DO THIS: Please set down all the lines beneath this one exactly, without the pictures.

ENTRIES:
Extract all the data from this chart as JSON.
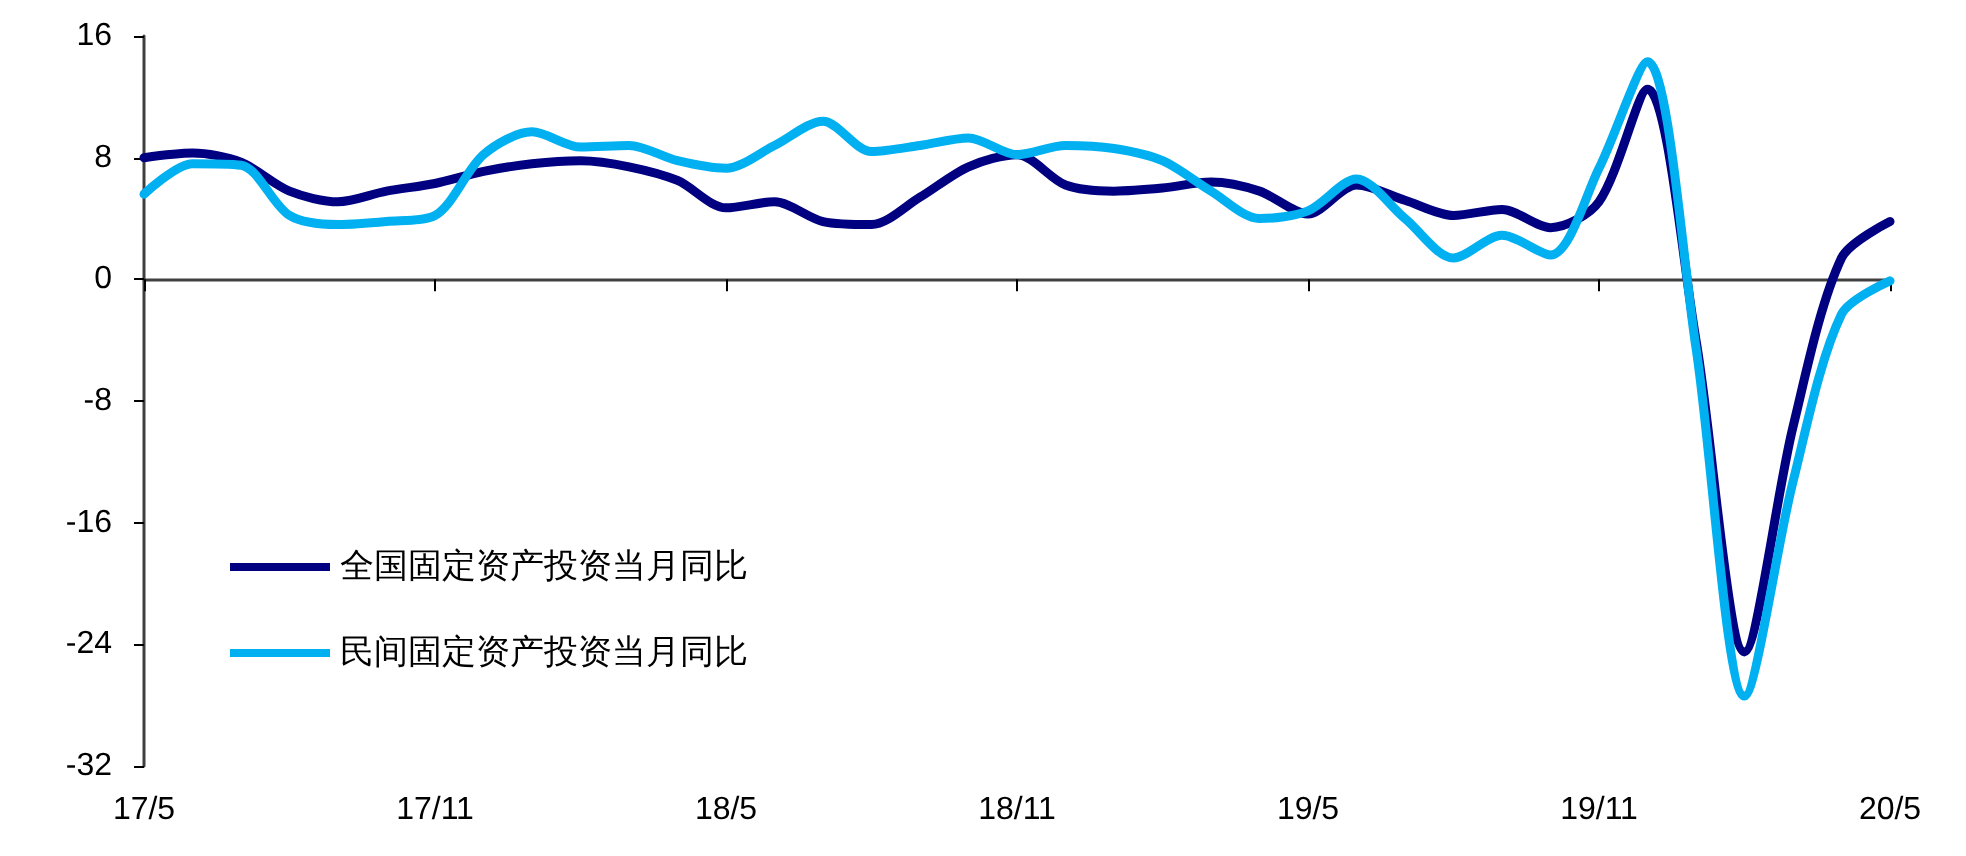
{
  "chart_data": {
    "type": "line",
    "categories": [
      "17/5",
      null,
      null,
      null,
      null,
      null,
      "17/11",
      null,
      null,
      null,
      null,
      null,
      "18/5",
      null,
      null,
      null,
      null,
      null,
      "18/11",
      null,
      null,
      null,
      null,
      null,
      "19/5",
      null,
      null,
      null,
      null,
      null,
      "19/11",
      null,
      null,
      null,
      null,
      null,
      "20/5"
    ],
    "series": [
      {
        "name": "全国固定资产投资当月同比",
        "color": "#000080",
        "values": [
          8.0,
          8.3,
          7.7,
          5.8,
          5.1,
          5.8,
          6.3,
          7.1,
          7.6,
          7.8,
          7.4,
          6.5,
          4.7,
          5.1,
          3.8,
          3.6,
          5.4,
          7.4,
          8.2,
          6.2,
          5.8,
          6.0,
          6.4,
          5.8,
          4.3,
          6.2,
          5.2,
          4.2,
          4.6,
          3.4,
          5.1,
          12.5,
          -4.0,
          -24.5,
          -9.7,
          1.4,
          3.8
        ]
      },
      {
        "name": "民间固定资产投资当月同比",
        "color": "#00b0f0",
        "values": [
          5.6,
          7.6,
          7.5,
          4.2,
          3.6,
          3.8,
          4.2,
          8.2,
          9.7,
          8.7,
          8.8,
          7.8,
          7.3,
          8.8,
          10.4,
          8.4,
          8.8,
          9.3,
          8.2,
          8.8,
          8.6,
          7.8,
          5.8,
          4.0,
          4.5,
          6.6,
          4.0,
          1.4,
          2.9,
          1.6,
          7.3,
          14.3,
          -4.5,
          -27.4,
          -13.3,
          -2.3,
          -0.1
        ]
      }
    ],
    "ylim": [
      -32,
      16
    ],
    "yticks": [
      -32,
      -24,
      -16,
      -8,
      0,
      8,
      16
    ],
    "legend": "bottom left",
    "marker": "none",
    "line_style": "solid"
  }
}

COMPLETE RESPONSE:
Extract all the data from this chart as JSON.
{
  "chart_data": {
    "type": "line",
    "categories": [
      "17/5",
      null,
      null,
      null,
      null,
      null,
      "17/11",
      null,
      null,
      null,
      null,
      null,
      "18/5",
      null,
      null,
      null,
      null,
      null,
      "18/11",
      null,
      null,
      null,
      null,
      null,
      "19/5",
      null,
      null,
      null,
      null,
      null,
      "19/11",
      null,
      null,
      null,
      null,
      null,
      "20/5"
    ],
    "series": [
      {
        "name": "全国固定资产投资当月同比",
        "color": "#000080",
        "values": [
          8.0,
          8.3,
          7.7,
          5.8,
          5.1,
          5.8,
          6.3,
          7.1,
          7.6,
          7.8,
          7.4,
          6.5,
          4.7,
          5.1,
          3.8,
          3.6,
          5.4,
          7.4,
          8.2,
          6.2,
          5.8,
          6.0,
          6.4,
          5.8,
          4.3,
          6.2,
          5.2,
          4.2,
          4.6,
          3.4,
          5.1,
          12.5,
          -4.0,
          -24.5,
          -9.7,
          1.4,
          3.8
        ]
      },
      {
        "name": "民间固定资产投资当月同比",
        "color": "#00b0f0",
        "values": [
          5.6,
          7.6,
          7.5,
          4.2,
          3.6,
          3.8,
          4.2,
          8.2,
          9.7,
          8.7,
          8.8,
          7.8,
          7.3,
          8.8,
          10.4,
          8.4,
          8.8,
          9.3,
          8.2,
          8.8,
          8.6,
          7.8,
          5.8,
          4.0,
          4.5,
          6.6,
          4.0,
          1.4,
          2.9,
          1.6,
          7.3,
          14.3,
          -4.5,
          -27.4,
          -13.3,
          -2.3,
          -0.1
        ]
      }
    ],
    "ylim": [
      -32,
      16
    ],
    "yticks": [
      -32,
      -24,
      -16,
      -8,
      0,
      8,
      16
    ],
    "legend": "bottom left",
    "marker": "none",
    "line_style": "solid"
  }
}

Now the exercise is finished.